◆ **DATA FOR PROCESSING**
****************************************
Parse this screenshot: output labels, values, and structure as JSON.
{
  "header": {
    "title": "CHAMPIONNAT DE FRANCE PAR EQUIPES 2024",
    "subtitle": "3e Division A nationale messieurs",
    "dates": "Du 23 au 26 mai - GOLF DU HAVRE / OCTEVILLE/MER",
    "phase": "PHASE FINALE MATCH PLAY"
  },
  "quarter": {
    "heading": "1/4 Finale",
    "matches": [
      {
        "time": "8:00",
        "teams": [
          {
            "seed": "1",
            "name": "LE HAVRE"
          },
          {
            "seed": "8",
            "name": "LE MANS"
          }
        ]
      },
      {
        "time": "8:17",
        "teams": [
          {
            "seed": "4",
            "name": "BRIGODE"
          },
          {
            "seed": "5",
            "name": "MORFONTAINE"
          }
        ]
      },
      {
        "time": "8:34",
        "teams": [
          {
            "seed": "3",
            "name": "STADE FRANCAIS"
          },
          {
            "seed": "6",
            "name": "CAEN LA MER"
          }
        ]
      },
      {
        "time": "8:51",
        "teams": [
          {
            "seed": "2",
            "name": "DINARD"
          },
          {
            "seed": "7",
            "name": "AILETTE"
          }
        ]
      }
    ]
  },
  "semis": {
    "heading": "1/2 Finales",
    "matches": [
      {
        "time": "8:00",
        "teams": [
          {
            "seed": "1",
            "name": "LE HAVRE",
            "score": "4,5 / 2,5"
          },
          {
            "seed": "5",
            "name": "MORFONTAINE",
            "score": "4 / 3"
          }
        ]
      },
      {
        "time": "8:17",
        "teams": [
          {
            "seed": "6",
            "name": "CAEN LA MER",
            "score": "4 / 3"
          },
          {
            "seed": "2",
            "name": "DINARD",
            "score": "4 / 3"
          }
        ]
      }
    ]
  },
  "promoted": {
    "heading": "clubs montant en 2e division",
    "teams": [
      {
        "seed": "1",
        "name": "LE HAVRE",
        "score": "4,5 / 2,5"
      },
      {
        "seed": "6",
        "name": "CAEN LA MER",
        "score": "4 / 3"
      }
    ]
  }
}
****************************************
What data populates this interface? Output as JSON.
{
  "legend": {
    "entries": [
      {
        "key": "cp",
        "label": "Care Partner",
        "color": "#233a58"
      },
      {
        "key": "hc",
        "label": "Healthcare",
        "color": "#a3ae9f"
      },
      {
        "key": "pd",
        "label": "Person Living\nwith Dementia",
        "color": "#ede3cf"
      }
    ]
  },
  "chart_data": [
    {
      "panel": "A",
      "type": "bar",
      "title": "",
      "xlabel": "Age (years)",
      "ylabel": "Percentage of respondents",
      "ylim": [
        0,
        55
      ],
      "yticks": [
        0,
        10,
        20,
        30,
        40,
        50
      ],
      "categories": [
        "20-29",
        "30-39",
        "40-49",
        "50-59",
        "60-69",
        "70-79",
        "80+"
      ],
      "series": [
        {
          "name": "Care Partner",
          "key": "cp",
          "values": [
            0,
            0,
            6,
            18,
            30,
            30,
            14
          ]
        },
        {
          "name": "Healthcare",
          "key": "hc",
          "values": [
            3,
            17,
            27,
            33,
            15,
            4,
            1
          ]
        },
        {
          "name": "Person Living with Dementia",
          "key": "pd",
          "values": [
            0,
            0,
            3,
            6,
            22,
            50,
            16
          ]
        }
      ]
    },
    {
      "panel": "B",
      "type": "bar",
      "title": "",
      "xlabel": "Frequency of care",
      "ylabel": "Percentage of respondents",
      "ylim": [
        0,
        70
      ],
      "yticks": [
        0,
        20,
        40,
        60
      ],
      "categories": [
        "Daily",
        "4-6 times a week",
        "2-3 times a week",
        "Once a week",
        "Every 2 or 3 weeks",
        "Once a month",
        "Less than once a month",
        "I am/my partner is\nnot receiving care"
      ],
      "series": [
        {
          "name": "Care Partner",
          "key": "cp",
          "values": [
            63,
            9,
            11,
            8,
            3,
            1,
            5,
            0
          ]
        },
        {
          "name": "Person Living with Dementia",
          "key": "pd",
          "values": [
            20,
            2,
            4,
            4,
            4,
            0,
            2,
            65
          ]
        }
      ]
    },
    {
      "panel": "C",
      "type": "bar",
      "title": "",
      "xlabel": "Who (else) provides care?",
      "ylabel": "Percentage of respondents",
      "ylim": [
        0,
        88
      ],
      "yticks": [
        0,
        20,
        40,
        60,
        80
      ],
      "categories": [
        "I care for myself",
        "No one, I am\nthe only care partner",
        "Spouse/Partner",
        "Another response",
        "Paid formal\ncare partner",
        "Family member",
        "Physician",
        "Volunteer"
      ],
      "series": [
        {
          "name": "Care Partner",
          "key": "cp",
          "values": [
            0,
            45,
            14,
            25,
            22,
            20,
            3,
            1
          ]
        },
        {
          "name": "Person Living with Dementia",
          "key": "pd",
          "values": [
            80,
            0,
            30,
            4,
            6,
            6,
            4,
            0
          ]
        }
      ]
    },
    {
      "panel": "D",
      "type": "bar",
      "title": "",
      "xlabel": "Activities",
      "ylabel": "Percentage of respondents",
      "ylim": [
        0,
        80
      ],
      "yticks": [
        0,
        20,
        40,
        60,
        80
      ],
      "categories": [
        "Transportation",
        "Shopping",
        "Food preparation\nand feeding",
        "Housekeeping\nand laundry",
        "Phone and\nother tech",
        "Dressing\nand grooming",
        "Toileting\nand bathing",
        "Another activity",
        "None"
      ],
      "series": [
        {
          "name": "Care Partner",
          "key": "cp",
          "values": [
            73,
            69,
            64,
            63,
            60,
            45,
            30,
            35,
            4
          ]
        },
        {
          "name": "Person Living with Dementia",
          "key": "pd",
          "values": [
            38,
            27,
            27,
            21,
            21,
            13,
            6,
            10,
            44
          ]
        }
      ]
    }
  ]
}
****************************************
◆ **WHAT THE TASK ASKS**
List every line above that contains the word "this".

◆ **EXERCISE RESPONSE**
Parse this screenshot: output labels, values, and structure as JSON.
What data populates this interface? Output as JSON.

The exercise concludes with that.